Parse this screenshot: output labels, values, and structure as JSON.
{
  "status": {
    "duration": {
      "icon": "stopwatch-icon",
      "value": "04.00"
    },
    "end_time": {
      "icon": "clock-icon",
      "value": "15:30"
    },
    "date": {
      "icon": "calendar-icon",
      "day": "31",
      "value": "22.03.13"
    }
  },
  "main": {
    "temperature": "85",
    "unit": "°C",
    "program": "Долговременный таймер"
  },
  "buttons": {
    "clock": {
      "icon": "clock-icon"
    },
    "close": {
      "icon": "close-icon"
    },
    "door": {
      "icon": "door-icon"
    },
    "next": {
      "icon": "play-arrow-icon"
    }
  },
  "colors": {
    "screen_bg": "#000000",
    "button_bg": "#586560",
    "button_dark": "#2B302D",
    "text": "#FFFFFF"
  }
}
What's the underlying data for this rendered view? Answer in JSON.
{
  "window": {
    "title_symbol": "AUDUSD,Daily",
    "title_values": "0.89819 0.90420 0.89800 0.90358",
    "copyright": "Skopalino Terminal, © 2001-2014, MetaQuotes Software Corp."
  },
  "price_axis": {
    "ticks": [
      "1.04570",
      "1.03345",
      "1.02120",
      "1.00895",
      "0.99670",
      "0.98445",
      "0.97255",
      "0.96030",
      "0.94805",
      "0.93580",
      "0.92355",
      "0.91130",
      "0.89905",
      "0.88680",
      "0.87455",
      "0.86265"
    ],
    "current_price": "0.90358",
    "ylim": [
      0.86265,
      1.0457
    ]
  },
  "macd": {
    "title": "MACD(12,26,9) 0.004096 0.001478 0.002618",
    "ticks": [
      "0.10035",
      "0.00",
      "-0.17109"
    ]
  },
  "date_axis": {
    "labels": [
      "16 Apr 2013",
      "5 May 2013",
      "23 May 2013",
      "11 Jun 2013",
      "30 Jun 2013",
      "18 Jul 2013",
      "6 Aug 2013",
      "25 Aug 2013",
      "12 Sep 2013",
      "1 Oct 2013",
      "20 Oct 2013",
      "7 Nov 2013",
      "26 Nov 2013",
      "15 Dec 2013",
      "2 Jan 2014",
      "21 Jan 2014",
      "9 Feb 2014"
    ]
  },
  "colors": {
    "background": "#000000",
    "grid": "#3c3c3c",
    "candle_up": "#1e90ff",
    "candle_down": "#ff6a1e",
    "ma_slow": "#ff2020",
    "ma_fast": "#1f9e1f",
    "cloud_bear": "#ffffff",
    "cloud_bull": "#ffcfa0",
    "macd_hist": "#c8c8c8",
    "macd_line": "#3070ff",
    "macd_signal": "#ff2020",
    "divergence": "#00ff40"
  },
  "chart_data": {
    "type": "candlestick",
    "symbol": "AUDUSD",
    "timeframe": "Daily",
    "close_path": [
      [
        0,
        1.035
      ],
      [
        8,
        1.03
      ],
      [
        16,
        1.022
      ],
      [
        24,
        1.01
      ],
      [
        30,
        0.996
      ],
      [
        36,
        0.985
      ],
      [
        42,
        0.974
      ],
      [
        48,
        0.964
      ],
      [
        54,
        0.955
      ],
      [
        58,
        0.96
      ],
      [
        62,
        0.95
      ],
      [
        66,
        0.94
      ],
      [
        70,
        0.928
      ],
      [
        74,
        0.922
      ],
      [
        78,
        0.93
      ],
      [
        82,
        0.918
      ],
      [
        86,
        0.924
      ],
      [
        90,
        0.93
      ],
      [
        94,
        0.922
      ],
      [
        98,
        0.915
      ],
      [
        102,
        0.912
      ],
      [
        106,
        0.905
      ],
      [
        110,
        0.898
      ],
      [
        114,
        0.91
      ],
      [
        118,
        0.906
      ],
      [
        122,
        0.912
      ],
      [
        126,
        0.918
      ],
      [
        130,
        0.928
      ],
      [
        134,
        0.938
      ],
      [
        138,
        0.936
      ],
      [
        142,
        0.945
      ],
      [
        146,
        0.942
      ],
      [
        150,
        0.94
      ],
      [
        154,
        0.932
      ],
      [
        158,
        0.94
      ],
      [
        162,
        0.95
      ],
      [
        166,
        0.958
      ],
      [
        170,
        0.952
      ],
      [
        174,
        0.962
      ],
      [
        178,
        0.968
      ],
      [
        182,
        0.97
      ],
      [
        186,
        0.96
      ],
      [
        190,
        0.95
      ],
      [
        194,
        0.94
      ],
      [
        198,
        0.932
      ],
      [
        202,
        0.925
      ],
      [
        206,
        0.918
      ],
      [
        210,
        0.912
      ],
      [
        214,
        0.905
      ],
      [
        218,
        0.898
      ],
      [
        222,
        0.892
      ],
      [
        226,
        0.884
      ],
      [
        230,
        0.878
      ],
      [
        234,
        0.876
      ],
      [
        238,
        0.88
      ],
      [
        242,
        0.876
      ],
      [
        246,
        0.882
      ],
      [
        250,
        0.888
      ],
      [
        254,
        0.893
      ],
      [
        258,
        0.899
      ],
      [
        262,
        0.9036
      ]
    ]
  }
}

* * * * * * * * *

[Aim of the exercise]
Search the records for the word "clock". Copy every line that has it.

[Solution to this problem]
      "icon": "clock-icon",
    "clock": {
      "icon": "clock-icon"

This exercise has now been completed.